[Extracts from a graphics dataset]
.....
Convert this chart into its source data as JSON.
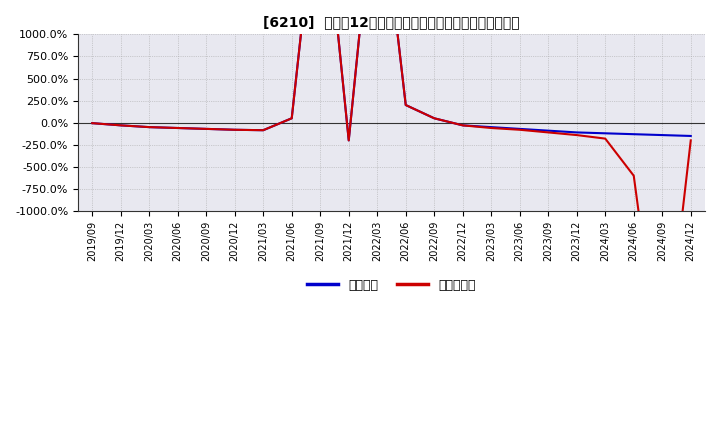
{
  "title": "[6210]  利益の12か月移動合計の対前年同期増減率の推移",
  "legend_labels": [
    "経常利益",
    "当期純利益"
  ],
  "line_colors": [
    "#0000cc",
    "#cc0000"
  ],
  "ylim": [
    -1000,
    1000
  ],
  "yticks": [
    -1000,
    -750,
    -500,
    -250,
    0,
    250,
    500,
    750,
    1000
  ],
  "ytick_labels": [
    "-1000.0%",
    "-750.0%",
    "-500.0%",
    "-250.0%",
    "0.0%",
    "250.0%",
    "500.0%",
    "750.0%",
    "1000.0%"
  ],
  "background_color": "#ffffff",
  "plot_bg_color": "#e8e8f0",
  "grid_color": "#aaaaaa",
  "x_labels": [
    "2019/09",
    "2019/12",
    "2020/03",
    "2020/06",
    "2020/09",
    "2020/12",
    "2021/03",
    "2021/06",
    "2021/09",
    "2021/12",
    "2022/03",
    "2022/06",
    "2022/09",
    "2022/12",
    "2023/03",
    "2023/06",
    "2023/09",
    "2023/12",
    "2024/03",
    "2024/06",
    "2024/09",
    "2024/12"
  ],
  "operating_profit": [
    -5,
    -30,
    -50,
    -60,
    -70,
    -80,
    -85,
    50,
    3000,
    -200,
    3000,
    200,
    50,
    -30,
    -50,
    -70,
    -90,
    -110,
    -120,
    -130,
    -140,
    -150
  ],
  "net_profit": [
    -5,
    -30,
    -50,
    -60,
    -70,
    -80,
    -85,
    50,
    3000,
    -200,
    3000,
    200,
    50,
    -30,
    -60,
    -80,
    -110,
    -140,
    -180,
    -600,
    -3000,
    -200
  ]
}
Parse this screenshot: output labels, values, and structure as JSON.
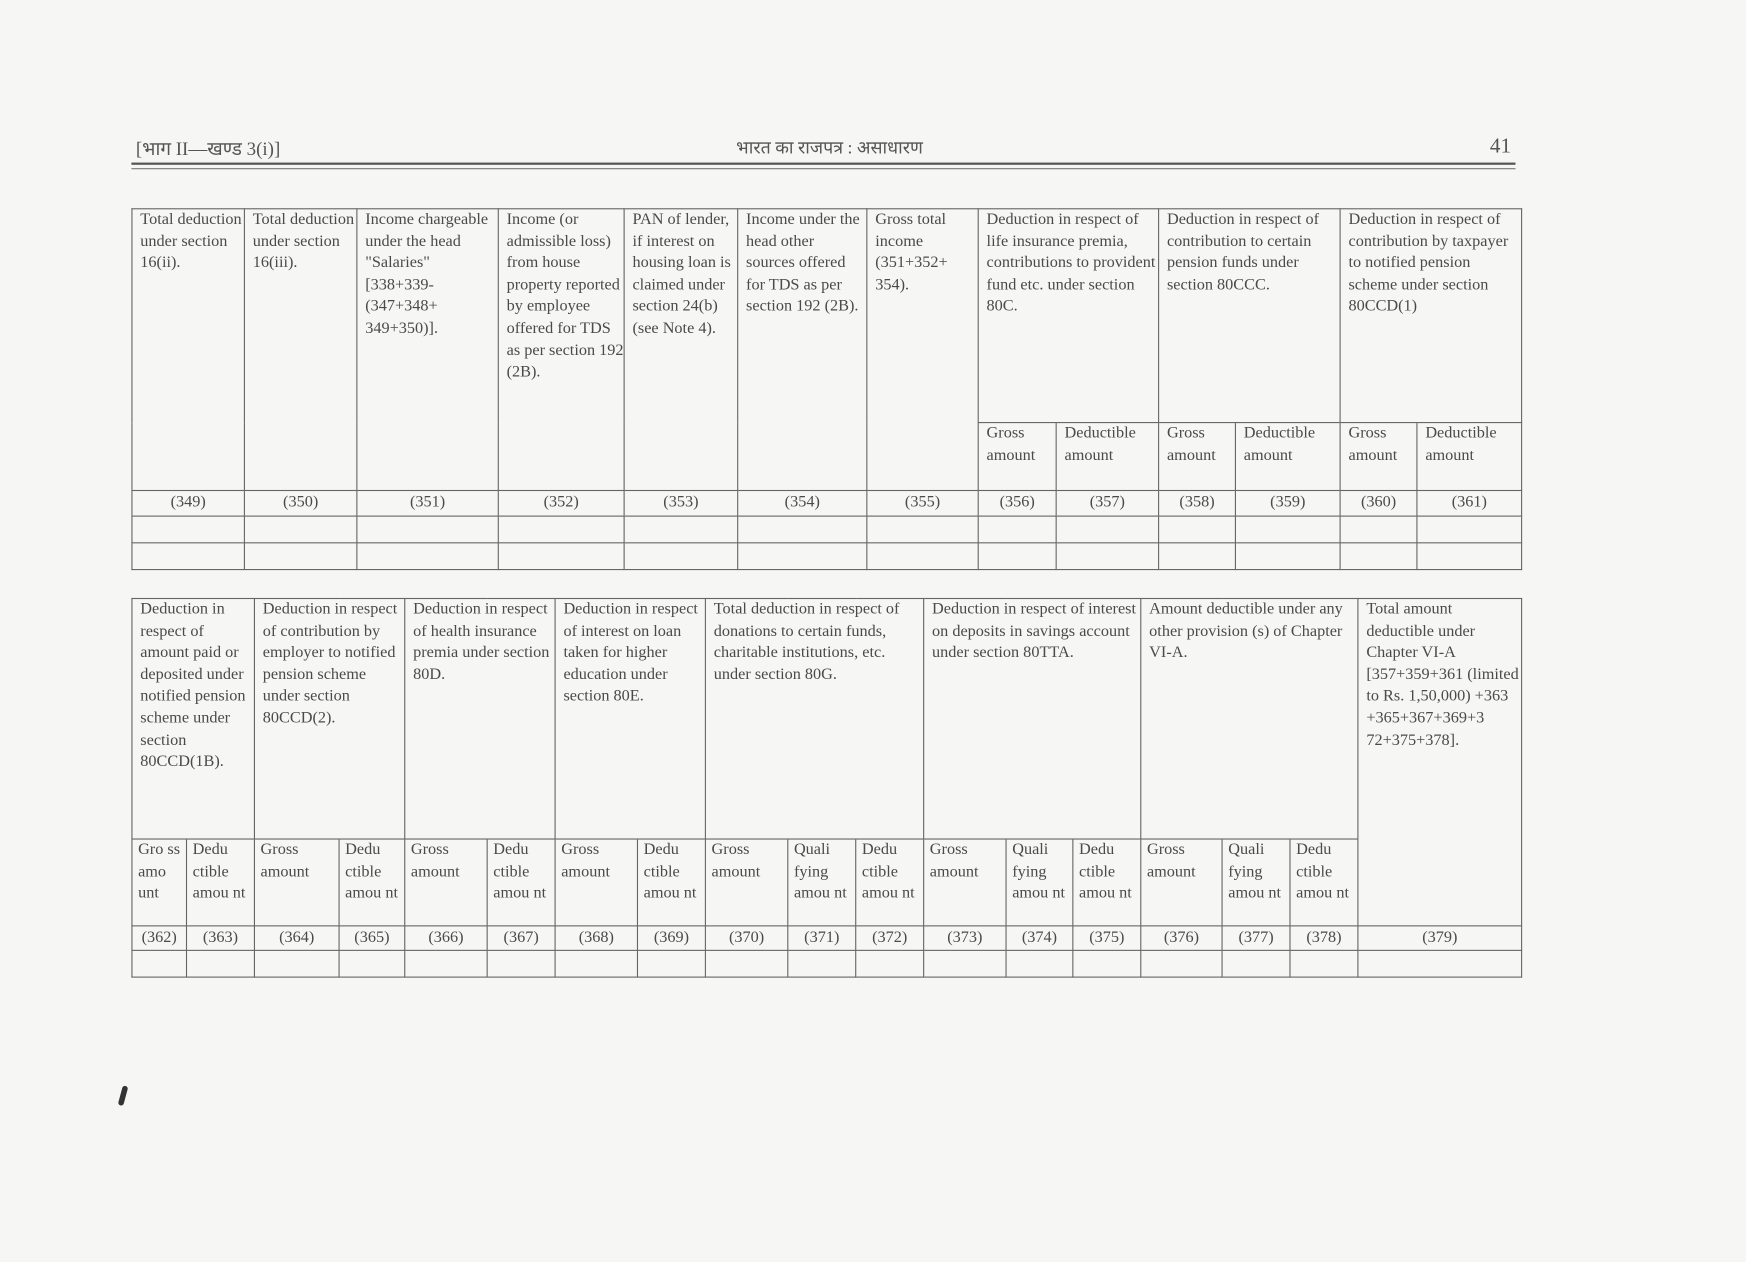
{
  "header": {
    "left": "[भाग II—खण्ड 3(i)]",
    "center": "भारत का राजपत्र : असाधारण",
    "page_number": "41"
  },
  "table1": {
    "columns": [
      {
        "title": "Total deduction under section 16(ii).",
        "numbers": [
          "(349)"
        ]
      },
      {
        "title": "Total deduction under section 16(iii).",
        "numbers": [
          "(350)"
        ]
      },
      {
        "title": "Income chargeable under the head \"Salaries\" [338+339-(347+348+ 349+350)].",
        "numbers": [
          "(351)"
        ]
      },
      {
        "title": "Income (or admissible loss) from house property reported by employee offered for TDS as per section 192 (2B).",
        "numbers": [
          "(352)"
        ]
      },
      {
        "title": "PAN of lender, if interest on housing loan is claimed under section 24(b) (see Note 4).",
        "numbers": [
          "(353)"
        ]
      },
      {
        "title": "Income under the head other sources offered for TDS as per section 192 (2B).",
        "numbers": [
          "(354)"
        ]
      },
      {
        "title": "Gross total income (351+352+ 354).",
        "numbers": [
          "(355)"
        ]
      },
      {
        "title": "Deduction in respect of life insurance premia, contributions to provident fund etc. under section 80C.",
        "subs": [
          "Gross amount",
          "Deductible amount"
        ],
        "numbers": [
          "(356)",
          "(357)"
        ]
      },
      {
        "title": "Deduction in respect of contribution to certain pension funds under section 80CCC.",
        "subs": [
          "Gross amount",
          "Deductible amount"
        ],
        "numbers": [
          "(358)",
          "(359)"
        ]
      },
      {
        "title": "Deduction in respect of contribution by taxpayer to notified pension scheme under section 80CCD(1)",
        "subs": [
          "Gross amount",
          "Deductible amount"
        ],
        "numbers": [
          "(360)",
          "(361)"
        ]
      }
    ],
    "blank_rows": 2
  },
  "table2": {
    "columns": [
      {
        "title": "Deduction in respect of amount paid or deposited under notified pension scheme under section 80CCD(1B).",
        "subs": [
          "Gro ss amo unt",
          "Dedu ctible amou nt"
        ],
        "numbers": [
          "(362)",
          "(363)"
        ]
      },
      {
        "title": "Deduction in respect of contribution by employer to notified pension scheme under section 80CCD(2).",
        "subs": [
          "Gross amount",
          "Dedu ctible amou nt"
        ],
        "numbers": [
          "(364)",
          "(365)"
        ]
      },
      {
        "title": "Deduction in respect of health insurance premia under section 80D.",
        "subs": [
          "Gross amount",
          "Dedu ctible amou nt"
        ],
        "numbers": [
          "(366)",
          "(367)"
        ]
      },
      {
        "title": "Deduction in respect of interest on loan taken for higher education under section 80E.",
        "subs": [
          "Gross amount",
          "Dedu ctible amou nt"
        ],
        "numbers": [
          "(368)",
          "(369)"
        ]
      },
      {
        "title": "Total deduction in respect of donations to certain funds, charitable institutions, etc. under section 80G.",
        "subs": [
          "Gross amount",
          "Quali fying amou nt",
          "Dedu ctible amou nt"
        ],
        "numbers": [
          "(370)",
          "(371)",
          "(372)"
        ]
      },
      {
        "title": "Deduction in respect of interest on deposits in savings account under section 80TTA.",
        "subs": [
          "Gross amount",
          "Quali fying amou nt",
          "Dedu ctible amou nt"
        ],
        "numbers": [
          "(373)",
          "(374)",
          "(375)"
        ]
      },
      {
        "title": "Amount deductible under any other provision (s) of Chapter VI-A.",
        "subs": [
          "Gross amount",
          "Quali fying amou nt",
          "Dedu ctible amou nt"
        ],
        "numbers": [
          "(376)",
          "(377)",
          "(378)"
        ]
      },
      {
        "title": "Total amount deductible under Chapter VI-A [357+359+361 (limited to Rs. 1,50,000) +363 +365+367+369+3 72+375+378].",
        "numbers": [
          "(379)"
        ]
      }
    ],
    "blank_rows": 1
  }
}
.....
» WHAT YOU WILL DO
Reproduce each line of the material containing the word "other".

» RESPONSE TO THE EXERCISE
        "title": "Income under the head other sources offered for TDS as per section 192 (2B).",
        "title": "Amount deductible under any other provision (s) of Chapter VI-A.",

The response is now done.